▶ Problem to solve
Which lines below mention "xlabel"? Pick each one out.

Figure record extracts

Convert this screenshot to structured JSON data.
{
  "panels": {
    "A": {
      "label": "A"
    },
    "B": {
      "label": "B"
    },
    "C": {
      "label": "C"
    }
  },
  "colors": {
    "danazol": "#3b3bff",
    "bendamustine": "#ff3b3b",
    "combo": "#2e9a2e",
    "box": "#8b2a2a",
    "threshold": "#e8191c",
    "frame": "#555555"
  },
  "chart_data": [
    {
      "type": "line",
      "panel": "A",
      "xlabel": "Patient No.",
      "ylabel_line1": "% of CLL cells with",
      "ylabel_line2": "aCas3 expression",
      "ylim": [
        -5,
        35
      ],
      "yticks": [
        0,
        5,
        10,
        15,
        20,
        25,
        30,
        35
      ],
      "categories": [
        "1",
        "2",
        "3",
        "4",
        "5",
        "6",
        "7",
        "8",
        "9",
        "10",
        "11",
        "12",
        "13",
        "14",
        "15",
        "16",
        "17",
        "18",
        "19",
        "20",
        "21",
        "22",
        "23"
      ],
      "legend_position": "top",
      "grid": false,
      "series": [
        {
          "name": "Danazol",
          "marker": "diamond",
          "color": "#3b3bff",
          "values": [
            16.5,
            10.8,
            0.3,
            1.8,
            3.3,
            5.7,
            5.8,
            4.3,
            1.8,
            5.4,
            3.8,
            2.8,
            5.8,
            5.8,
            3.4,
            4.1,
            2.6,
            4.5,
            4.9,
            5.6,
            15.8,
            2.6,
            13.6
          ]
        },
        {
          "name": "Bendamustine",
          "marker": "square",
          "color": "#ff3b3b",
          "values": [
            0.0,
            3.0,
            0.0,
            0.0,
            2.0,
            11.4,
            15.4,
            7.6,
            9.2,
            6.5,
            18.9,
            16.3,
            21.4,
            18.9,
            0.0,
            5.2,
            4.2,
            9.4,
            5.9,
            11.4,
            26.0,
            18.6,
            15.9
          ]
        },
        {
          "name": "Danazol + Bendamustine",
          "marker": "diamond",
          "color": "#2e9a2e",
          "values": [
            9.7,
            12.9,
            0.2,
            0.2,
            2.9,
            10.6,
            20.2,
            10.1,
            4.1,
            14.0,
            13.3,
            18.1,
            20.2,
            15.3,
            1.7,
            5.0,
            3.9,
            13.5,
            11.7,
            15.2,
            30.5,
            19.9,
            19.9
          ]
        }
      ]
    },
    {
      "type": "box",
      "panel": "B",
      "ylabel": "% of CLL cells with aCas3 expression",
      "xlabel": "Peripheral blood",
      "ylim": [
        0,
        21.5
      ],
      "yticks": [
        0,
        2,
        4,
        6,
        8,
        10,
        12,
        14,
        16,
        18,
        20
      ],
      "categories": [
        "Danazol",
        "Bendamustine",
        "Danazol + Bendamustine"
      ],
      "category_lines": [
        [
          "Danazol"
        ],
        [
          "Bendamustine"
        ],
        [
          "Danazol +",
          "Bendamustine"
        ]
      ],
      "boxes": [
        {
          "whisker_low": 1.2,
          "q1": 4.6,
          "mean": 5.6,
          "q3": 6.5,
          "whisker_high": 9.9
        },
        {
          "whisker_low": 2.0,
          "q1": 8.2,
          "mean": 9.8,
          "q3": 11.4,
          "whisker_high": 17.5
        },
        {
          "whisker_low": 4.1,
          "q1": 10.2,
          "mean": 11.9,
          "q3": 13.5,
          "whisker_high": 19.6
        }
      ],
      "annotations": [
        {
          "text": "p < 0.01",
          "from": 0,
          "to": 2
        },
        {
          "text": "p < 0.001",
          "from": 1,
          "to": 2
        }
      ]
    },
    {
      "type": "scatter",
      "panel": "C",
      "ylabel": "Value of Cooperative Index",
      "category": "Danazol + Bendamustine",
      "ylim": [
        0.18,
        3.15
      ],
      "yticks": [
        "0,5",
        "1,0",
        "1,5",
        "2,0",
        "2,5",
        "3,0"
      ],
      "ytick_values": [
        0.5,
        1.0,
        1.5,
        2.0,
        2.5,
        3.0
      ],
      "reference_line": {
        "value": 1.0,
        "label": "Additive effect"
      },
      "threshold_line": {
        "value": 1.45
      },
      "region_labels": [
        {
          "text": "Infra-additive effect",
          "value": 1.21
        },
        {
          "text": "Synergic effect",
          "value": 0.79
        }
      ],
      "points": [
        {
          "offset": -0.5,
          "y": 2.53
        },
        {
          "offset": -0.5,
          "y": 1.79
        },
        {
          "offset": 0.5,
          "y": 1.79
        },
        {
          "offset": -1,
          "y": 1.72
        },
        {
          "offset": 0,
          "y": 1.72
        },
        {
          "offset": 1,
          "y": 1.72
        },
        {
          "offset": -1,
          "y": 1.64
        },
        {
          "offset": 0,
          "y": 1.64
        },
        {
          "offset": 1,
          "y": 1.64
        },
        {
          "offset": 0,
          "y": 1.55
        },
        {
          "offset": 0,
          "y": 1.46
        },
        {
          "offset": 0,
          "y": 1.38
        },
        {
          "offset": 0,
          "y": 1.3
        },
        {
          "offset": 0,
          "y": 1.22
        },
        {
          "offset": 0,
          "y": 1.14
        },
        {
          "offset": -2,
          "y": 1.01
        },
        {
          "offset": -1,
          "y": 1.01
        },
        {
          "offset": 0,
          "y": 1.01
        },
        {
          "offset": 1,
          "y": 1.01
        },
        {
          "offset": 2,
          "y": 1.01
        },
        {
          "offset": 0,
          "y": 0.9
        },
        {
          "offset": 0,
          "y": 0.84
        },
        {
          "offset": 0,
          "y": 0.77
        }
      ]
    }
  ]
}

▶ Exercise response
      "xlabel": "Patient No.",
      "xlabel": "Peripheral blood",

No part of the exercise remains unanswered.